Quand nous ne nous arrêtons pas dans une communauté (80% du temps), c'est dans le mata (la jungle) que nous dormons ! Il faut alors redoubler de vigilance, faire un grand feu et serrer les dents, car les moustiques sont affamés et, à tout moment, des animaux sauvages peuvent surgir.
Navigation autonome, sans l’armée, comme des grands ! 🐊
Outre tous ces détails de vie, notre nouvelle vie brésilienne présente bien des nouveautés, cette fois sur l'eau.
Déjà, nous ne sommes plus avec l'armada bolivienne, qui nous a accompagné sur les premiers 1200 km. Pipilintu est beaucoup plus chargé, et on doit réorganiser tout le stockage des affaires et des vivres. Fabien, en bon capitaine, se charge chaque jour d’organiser la navigation : quel endroit viser, comment zigzaguer entre les îles, etc.
La pêche à la traîne, que l'on a pratiquée avec beaucoup de succès en Bolivie, tombe rapidement aux oubliettes. Si notre pêche est toujours fructueuse, elle n’égale jamais les gros et bien meilleurs poissons qu’on nous offre partout où l’on va. Nous devenons flemmards ! Sentiment renforcé lorsqu’un jour, une trentaine de tambaqui, pirarara, pacú et piracatinga s’offrent d’eux-mêmes en sautant sur le pont du bateau.
Autre élément, la chaleur ! Malgré la zone d’ombre qu’on a bricolée au-dessus du bateau, on meurt de chaud… Comme depuis le début de l'aventure, on termine souvent nos quarts de rame par un plongeon dans le rio, jamais longtemps, toujours avec une pensée pour les crocodiles que l'on aperçoit ici et là, et qui pourraient bien venir se régaler de nos jambes musclées par toutes ces heures de rame. Pourtant, on peine à se rafraîchir, l’eau est super chaude et on a parfois l’impression d’entrer dans un bain chaud.
----------------------------------------
Consignes
[A] D'après le récit de navigation, sur combien de kilomètres l'armada bolivienne a-t-elle accompagné l'équipage ?
[B] Donnez la suite du récit de navigation à partir de sa dernière phrase.
----------------------------------------
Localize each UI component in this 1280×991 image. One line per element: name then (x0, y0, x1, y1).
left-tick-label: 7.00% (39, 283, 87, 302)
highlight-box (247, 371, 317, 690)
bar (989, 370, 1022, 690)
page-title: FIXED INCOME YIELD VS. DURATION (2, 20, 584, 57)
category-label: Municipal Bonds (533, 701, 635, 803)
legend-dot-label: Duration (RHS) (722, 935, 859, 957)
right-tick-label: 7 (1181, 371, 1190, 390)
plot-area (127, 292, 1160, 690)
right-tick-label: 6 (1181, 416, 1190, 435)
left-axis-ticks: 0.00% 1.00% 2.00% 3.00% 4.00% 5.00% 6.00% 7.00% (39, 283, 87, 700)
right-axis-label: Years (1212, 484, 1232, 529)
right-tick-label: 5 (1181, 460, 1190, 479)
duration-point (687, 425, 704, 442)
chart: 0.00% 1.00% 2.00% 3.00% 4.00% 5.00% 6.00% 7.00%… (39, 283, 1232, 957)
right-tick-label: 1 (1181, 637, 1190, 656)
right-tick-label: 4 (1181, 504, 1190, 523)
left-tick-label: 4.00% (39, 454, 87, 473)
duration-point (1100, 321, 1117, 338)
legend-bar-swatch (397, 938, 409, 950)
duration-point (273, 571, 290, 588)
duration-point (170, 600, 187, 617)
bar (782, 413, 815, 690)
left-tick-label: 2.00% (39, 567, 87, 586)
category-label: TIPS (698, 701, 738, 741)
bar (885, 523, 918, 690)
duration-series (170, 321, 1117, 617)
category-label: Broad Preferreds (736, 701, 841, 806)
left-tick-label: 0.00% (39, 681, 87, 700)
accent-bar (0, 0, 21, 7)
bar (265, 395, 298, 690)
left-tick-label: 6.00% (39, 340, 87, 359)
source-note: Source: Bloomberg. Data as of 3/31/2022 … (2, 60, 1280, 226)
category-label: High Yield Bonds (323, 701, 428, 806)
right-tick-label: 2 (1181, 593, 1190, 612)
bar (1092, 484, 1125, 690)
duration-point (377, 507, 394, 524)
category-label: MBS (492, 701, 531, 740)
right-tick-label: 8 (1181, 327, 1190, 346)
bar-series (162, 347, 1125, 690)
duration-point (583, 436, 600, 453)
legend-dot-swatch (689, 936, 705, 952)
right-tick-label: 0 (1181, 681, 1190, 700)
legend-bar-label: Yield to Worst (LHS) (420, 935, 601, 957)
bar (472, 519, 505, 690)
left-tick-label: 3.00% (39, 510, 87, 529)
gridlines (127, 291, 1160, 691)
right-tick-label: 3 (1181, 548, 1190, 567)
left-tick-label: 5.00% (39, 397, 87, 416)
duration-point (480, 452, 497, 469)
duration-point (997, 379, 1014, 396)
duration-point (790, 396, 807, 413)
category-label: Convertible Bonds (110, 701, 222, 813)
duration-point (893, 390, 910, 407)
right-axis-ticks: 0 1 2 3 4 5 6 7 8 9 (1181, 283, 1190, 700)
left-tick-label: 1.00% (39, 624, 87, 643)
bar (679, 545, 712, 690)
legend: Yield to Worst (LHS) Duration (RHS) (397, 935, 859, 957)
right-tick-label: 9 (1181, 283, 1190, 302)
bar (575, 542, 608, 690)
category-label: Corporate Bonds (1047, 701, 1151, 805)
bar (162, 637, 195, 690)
----------------------------------------
Résultats par tâche
[A] Sur les 1200 premiers kilomètres.

[B]
Seul moment de fraîcheur : lorsqu’on se prend de gros temporals dans la gueule. Un temporal, c'est une espèce de grain tropical bien violent. On aperçoit en effet tous les jours, souvent en début d’après-midi, de grands nuages noirs qui courent vers nous. On a alors quelques minutes pour tout attacher, tout couvrir, et se coller à la côte. Ensuite, on met les gilets de sauvetage, et on se prend des grands coups de vent et une pluie diluvienne pendant 5-10 minutes.
Au premier temporal, on se fait surprendre au milieu du Rio, avec des vagues énormes, cinq mètres de visibilité, et un vent qui cherche à nous arracher du bateau. On se chie un peu dessus ! Avec le temps et la répétition, on s’habitue, et on apprécie ces moments excitants qui en même temps nous rafraîchissent.
Occupations à bord 🔧
On ne s’ennuie jamais à bord ! Depuis notre entrée au Brésil, des dauphins roses nous accompagnent en permanence. Le doux bruit de leur respiration, accompagné des majestueux nuages qui s’élèvent et des arbres qui dansent dans le vent, peut nous occuper des heures.
Outre ces longs moments de contemplation, l'équipage trouve toujours quelque chose à faire. Les activités principales sont : discussions, lecture, écriture, podcasts, cuisine, guitare, soins, et bricolage.
Le bateau est choyé, et il ne passe pas un jour sans que l'on vienne bricoler une amélioration ou une réparation sur notre cher Pipilintu. Également, chacun essaie tant bien que mal de maintenir en état ses affaires face à l'humidité permanente. On retrouve toujours un équipier en train de laver ses quelques vêtements, ou de galérer à réparer son matelas gonflable.
On est souvent surpris par la vitesse à laquelle la journée passe, si bien que lorsqu’on arrive quelque part pour passer la nuit, bien souvent un équipier est encore nu, sortant à peine d’un plongeon décrassant dans le rio.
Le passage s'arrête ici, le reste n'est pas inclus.